● **Set exercise**: Extract every line of the material that holds the string "figura".

[Collection entries]
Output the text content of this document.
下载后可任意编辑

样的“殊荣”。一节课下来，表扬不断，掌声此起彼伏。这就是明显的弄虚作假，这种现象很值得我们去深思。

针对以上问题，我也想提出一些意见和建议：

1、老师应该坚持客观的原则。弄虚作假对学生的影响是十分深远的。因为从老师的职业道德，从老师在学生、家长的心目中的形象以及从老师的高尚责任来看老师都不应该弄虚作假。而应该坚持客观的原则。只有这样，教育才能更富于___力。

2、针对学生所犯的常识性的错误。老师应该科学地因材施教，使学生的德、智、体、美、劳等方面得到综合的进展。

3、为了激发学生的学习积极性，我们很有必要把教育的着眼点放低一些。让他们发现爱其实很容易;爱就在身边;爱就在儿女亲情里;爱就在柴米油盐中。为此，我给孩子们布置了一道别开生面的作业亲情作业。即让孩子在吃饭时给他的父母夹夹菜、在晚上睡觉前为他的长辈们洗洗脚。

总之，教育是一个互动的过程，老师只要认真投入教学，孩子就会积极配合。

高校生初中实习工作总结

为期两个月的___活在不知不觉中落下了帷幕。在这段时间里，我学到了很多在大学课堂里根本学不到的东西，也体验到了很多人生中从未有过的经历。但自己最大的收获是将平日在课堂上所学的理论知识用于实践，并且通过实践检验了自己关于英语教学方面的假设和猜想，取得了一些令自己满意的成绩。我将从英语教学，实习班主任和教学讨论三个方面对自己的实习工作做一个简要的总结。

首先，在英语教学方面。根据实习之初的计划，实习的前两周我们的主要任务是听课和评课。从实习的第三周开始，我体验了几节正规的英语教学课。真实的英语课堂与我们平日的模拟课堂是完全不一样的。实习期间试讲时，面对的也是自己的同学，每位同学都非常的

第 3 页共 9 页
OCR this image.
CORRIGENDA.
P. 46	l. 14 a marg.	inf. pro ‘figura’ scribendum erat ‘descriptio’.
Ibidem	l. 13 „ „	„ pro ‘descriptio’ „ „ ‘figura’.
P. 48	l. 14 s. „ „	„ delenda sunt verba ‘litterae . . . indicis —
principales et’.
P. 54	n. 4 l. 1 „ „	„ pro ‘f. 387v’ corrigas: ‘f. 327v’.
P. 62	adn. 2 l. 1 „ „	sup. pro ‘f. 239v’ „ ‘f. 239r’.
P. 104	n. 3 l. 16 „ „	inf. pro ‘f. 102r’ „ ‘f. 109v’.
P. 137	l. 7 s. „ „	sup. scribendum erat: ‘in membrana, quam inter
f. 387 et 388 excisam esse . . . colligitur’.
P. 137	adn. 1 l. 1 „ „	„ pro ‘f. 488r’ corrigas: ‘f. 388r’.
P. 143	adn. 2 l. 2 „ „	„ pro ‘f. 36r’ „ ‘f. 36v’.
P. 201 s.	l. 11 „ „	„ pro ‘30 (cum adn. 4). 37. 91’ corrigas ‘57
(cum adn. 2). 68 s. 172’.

● **Answer to this exercise**:
P. 46	l. 14 a marg.	inf. pro ‘figura’ scribendum erat ‘descriptio’.
Ibidem	l. 13 „ „	„ pro ‘descriptio’ „ „ ‘figura’.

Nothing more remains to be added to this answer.